Фрагмент текста:
Еще в мой самый первый вечер в Москве я говорил с женой Эдит по телефону из гостиницы и сказал ей, посмеиваясь, что уж от чего я точно не буду страдать в Советском Союзе, так это от одиночества: «товарищи» меня одного не оставят. Так оно и было все время. Обычно наружное наблюдение состояло из трех групп на трех машинах: две в непосредственной близости, третья – на расстоянии, готовая двигаться по мере развития событий. Не исключено, что были еще машины наготове, но на значительном расстоянии. Как-то мы ехали на встречу с евреями с обычным «сопровождением», и я не знал этого района. Не со всеми районами огромной Москвы я был знаком, особенно с новыми, построенными после моего отъезда. Я остановил машину и спросил у прохожего, где нужная мне улица. Когда я тронулся с места, то заметил в зеркале, как одна из машин «наружки» остановилась, из нее выскочили два человека, прижали к забору беднягу, с которым я разговаривал, и начали что-то выспрашивать и записывать. Я увидел, как перепуганный прохожий вытащил что-то из кармана, видимо, документы. Принцип был ясен. Теперь на каждом повороте я останавливался на минуту и спрашивал что-нибудь у прохожих. Сценарий раз за разом повторялся. Я видел, что «наружка» в растерянности. Они вызвали группы подкрепления, потому что не могли выдержать моего темпа. Примерно через двадцать минут, задав вопросы нескольким десяткам людей, остановленных «наружкой», я прекратил это издевательство. Как правило, я никогда не пытался уходить от слежки без надобности. В конце концов, они выполняют свою работу, и, если это не слишком важно, не стоит их дергать.

Представленные данные:

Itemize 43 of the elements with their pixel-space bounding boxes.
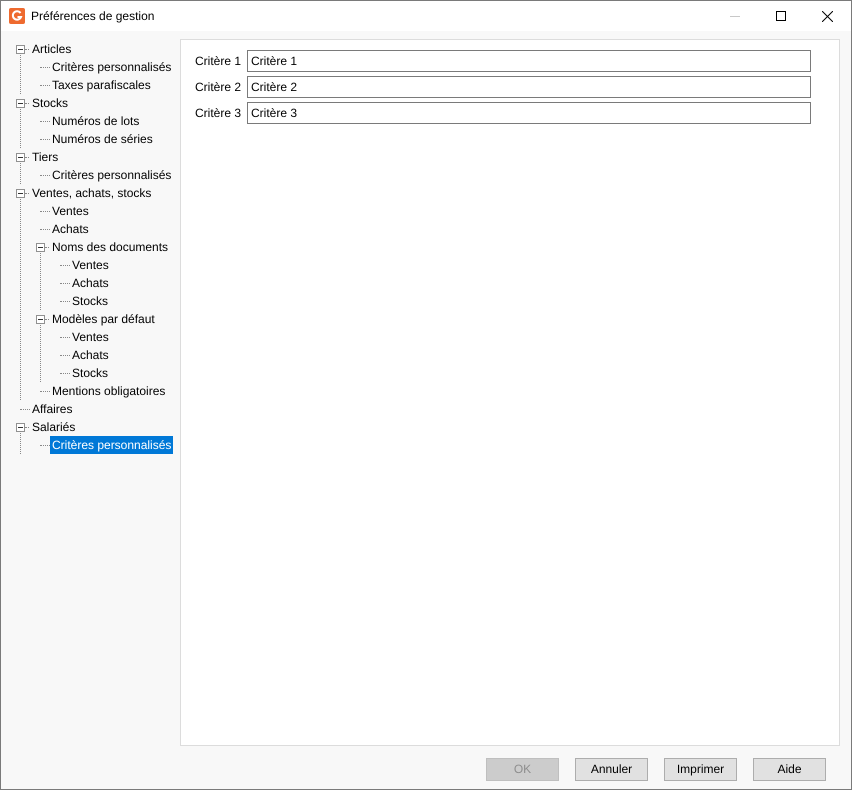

---

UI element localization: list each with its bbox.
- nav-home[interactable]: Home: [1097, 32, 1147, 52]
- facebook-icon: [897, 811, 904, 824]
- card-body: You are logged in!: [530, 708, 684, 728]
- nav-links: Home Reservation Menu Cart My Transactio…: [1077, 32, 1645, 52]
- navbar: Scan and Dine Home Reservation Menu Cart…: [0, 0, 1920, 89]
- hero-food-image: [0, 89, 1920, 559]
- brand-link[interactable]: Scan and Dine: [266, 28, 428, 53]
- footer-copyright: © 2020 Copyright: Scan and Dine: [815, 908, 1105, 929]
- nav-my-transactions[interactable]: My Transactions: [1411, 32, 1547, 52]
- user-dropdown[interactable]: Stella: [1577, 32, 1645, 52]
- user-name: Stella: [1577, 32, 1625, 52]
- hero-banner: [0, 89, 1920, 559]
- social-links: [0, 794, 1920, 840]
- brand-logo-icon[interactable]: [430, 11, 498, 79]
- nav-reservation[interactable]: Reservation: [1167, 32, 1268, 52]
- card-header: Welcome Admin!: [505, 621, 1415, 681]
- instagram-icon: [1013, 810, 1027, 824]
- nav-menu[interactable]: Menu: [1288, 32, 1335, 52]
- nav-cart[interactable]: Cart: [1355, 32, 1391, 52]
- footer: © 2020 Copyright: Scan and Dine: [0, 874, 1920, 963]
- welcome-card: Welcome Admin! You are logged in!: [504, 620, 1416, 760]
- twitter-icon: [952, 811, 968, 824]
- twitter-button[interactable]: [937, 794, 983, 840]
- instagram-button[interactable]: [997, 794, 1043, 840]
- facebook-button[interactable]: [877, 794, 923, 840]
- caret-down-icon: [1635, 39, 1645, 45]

Задания:
(a) Определите, соответствуют ли фрагменту текста о слежке в Москве утверждения (i) «Обычно наблюдение велось тремя группами на трех машинах», (ii) «Рассказчик, как правило, старался уходить от слежки даже без надобности» и (iii) «Рассказчик перестал расспрашивать прохожих примерно через час». Для каждого дайте ответ «да» или «нет» и точную цитату из текста, которая это решает.
(b) Что сделали сотрудники наружного наблюдения с прохожим, у которого рассказчик спросил дорогу, согласно фрагменту текста?
Приведенные данные для работы не понадобятся.

Ответы:
(a)
(i) Да: «Обычно наружное наблюдение состояло из трех групп на трех машинах».
(ii) Нет: «Как правило, я никогда не пытался уходить от слежки без надобности».
(iii) Нет: «Примерно через двадцать минут».

(b) Двое из них выскочили из машины, прижали его к забору и начали что-то выспрашивать и записывать.